Records for this task =>
○ ○ ○
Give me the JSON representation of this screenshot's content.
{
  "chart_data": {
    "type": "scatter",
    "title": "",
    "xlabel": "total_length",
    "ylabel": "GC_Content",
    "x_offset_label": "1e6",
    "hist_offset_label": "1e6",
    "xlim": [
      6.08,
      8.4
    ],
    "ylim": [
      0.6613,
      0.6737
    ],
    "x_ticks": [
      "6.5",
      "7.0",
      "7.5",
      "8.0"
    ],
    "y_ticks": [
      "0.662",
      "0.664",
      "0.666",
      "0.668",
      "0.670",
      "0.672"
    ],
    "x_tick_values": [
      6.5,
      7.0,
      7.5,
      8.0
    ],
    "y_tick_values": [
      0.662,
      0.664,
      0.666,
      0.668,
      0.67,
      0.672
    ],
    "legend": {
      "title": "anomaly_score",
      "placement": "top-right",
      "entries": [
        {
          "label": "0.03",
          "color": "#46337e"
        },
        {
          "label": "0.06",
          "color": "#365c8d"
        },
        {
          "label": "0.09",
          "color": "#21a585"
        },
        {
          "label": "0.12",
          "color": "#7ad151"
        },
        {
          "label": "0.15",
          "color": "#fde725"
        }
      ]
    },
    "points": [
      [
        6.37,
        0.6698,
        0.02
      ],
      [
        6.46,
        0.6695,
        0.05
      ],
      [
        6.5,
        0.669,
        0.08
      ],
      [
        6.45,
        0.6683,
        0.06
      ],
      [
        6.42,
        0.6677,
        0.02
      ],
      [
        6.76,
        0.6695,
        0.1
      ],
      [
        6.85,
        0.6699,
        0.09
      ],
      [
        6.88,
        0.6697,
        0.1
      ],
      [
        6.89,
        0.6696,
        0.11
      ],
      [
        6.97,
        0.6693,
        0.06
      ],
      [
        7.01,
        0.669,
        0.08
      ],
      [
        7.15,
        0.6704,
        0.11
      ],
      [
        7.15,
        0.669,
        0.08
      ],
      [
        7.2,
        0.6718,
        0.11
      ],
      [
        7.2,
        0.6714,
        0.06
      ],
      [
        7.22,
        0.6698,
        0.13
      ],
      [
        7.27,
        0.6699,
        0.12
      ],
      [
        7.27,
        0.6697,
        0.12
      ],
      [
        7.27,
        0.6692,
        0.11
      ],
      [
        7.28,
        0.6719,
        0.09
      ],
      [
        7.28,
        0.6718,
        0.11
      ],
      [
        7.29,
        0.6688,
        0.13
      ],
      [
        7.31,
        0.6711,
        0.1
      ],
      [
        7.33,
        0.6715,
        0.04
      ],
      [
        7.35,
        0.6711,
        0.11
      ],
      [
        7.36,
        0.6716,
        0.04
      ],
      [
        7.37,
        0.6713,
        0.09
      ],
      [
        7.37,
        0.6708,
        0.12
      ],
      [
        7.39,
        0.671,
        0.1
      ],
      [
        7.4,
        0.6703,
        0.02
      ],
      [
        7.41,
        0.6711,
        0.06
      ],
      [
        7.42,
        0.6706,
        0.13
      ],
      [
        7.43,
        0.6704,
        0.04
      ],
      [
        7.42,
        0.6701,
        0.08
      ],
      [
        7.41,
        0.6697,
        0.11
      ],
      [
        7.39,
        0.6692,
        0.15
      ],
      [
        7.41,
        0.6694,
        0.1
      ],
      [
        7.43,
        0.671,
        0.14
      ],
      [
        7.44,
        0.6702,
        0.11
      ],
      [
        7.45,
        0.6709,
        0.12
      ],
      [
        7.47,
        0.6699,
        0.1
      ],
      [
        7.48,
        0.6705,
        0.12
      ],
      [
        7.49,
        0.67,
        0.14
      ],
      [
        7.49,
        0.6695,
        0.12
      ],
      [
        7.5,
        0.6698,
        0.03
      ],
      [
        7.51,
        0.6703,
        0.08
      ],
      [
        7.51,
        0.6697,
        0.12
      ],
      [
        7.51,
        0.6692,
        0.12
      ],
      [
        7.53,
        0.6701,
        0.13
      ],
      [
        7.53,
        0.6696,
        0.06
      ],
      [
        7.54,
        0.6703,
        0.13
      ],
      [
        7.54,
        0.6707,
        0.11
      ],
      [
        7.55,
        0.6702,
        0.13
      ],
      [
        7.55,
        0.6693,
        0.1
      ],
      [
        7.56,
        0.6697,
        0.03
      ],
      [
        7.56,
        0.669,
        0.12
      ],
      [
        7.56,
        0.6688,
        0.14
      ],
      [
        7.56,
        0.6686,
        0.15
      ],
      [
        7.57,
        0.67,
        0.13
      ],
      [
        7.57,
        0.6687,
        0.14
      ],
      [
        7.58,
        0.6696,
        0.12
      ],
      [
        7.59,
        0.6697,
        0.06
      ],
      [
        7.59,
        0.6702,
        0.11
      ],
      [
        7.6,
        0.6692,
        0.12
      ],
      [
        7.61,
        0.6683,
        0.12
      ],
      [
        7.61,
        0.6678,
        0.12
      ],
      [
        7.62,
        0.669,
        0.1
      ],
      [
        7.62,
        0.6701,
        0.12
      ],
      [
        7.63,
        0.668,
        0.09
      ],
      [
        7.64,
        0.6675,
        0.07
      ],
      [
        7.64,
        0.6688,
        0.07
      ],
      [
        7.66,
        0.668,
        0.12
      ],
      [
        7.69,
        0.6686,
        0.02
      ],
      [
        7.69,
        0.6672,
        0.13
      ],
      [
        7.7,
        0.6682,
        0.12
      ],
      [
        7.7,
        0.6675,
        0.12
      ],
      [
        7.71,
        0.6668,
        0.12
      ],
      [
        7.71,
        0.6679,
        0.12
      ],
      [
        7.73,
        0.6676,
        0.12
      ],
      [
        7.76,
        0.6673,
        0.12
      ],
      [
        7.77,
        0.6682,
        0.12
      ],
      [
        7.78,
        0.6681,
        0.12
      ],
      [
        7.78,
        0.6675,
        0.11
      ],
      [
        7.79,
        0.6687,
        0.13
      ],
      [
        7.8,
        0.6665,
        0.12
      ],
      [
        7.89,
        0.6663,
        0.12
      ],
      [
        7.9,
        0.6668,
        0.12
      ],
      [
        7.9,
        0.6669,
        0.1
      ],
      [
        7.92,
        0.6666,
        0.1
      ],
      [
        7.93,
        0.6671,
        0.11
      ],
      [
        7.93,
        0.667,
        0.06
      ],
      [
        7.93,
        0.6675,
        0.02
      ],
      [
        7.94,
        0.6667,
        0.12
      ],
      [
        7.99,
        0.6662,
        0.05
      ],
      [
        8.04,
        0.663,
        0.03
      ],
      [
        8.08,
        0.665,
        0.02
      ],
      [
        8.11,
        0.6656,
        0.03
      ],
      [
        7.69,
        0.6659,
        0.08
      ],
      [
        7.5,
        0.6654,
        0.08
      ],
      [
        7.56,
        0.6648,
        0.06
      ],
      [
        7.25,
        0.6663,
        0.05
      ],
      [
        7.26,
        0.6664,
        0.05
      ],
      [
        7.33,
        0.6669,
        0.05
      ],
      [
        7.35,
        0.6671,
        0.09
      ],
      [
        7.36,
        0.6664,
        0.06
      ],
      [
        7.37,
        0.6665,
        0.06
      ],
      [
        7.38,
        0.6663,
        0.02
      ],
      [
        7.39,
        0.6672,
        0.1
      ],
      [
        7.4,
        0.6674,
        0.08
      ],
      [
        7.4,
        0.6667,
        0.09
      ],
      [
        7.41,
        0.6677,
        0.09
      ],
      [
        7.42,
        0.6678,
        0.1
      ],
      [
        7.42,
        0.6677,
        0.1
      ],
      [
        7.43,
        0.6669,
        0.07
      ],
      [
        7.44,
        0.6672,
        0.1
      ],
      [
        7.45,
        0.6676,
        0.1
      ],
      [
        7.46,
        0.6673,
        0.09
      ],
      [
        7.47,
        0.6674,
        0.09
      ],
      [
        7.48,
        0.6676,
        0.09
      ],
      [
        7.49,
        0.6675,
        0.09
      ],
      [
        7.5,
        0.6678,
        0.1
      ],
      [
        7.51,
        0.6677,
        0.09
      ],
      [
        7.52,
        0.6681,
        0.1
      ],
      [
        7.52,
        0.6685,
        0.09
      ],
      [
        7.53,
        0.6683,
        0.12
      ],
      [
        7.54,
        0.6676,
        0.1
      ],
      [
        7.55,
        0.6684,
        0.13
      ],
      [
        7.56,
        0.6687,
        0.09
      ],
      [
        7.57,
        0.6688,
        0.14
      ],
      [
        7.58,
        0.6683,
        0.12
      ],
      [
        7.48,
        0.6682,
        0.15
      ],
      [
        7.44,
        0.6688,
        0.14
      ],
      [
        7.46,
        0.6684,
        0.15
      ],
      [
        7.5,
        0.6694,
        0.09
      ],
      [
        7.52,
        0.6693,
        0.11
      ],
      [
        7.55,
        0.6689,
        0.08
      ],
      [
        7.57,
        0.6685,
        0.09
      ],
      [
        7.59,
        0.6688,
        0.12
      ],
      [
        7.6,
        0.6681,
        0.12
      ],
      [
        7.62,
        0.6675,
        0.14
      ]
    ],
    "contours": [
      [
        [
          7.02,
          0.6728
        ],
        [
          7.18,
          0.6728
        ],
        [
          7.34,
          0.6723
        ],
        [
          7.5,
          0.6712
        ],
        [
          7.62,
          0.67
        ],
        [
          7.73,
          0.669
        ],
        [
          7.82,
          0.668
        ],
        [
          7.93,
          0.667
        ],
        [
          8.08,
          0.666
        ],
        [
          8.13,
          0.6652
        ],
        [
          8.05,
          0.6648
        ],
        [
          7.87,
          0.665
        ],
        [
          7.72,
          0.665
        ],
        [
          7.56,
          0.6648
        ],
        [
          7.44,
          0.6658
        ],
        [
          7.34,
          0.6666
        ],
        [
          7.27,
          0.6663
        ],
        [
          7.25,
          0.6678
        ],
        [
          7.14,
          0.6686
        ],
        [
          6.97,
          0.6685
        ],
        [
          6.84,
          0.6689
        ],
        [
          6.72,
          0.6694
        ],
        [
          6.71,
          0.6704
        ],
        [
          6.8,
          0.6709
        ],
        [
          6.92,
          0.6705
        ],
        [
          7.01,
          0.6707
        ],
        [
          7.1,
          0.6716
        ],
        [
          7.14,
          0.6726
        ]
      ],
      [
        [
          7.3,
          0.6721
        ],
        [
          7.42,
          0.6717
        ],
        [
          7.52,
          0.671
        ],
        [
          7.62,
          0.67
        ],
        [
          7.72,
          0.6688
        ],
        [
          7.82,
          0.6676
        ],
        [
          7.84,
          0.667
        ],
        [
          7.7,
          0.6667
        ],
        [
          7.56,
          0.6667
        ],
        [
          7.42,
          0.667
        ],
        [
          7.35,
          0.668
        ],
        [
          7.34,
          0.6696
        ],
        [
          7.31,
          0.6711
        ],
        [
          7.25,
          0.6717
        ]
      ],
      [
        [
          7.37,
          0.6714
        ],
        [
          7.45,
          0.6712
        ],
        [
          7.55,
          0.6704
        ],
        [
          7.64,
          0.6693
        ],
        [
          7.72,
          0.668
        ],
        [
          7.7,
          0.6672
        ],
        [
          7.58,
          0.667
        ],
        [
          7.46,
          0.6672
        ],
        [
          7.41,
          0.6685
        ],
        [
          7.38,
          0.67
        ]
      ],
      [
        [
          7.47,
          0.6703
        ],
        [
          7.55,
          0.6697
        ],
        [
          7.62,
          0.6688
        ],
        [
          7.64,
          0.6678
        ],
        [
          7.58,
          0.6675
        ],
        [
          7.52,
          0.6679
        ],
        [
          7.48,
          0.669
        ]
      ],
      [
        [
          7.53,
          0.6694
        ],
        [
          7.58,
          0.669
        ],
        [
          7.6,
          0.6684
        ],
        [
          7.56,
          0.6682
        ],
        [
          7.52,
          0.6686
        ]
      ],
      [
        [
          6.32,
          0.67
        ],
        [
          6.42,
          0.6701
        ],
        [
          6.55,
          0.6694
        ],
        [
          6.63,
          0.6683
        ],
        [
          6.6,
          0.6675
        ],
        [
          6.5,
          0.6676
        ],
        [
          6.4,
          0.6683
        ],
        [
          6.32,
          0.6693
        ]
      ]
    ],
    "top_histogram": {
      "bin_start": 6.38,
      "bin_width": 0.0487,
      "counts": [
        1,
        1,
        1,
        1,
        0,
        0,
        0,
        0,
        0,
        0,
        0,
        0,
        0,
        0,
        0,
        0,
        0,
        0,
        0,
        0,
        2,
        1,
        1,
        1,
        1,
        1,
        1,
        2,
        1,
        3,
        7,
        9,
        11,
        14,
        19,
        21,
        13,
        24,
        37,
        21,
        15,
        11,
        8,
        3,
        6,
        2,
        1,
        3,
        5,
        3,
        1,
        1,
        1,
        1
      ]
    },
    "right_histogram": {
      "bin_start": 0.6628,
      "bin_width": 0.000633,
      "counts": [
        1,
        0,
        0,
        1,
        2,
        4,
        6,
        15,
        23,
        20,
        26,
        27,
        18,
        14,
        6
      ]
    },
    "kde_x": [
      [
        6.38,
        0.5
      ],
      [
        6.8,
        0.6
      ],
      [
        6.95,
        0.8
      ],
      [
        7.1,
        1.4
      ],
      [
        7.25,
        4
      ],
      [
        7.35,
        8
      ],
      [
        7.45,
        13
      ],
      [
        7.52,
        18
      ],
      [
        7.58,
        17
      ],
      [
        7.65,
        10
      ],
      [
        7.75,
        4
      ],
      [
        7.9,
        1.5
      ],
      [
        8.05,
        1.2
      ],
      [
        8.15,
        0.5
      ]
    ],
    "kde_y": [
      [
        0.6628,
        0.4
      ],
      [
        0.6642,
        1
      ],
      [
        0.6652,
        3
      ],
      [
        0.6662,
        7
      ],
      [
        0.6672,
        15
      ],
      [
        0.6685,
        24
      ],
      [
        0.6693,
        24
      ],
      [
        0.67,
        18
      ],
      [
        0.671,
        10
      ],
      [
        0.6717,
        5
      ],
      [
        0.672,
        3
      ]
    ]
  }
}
○ ○ ○
Task instructions => Each line that holds the word "color" should be extracted from the records.

Result of this task =>
          "color": "#46337e"
          "color": "#365c8d"
          "color": "#21a585"
          "color": "#7ad151"
          "color": "#fde725"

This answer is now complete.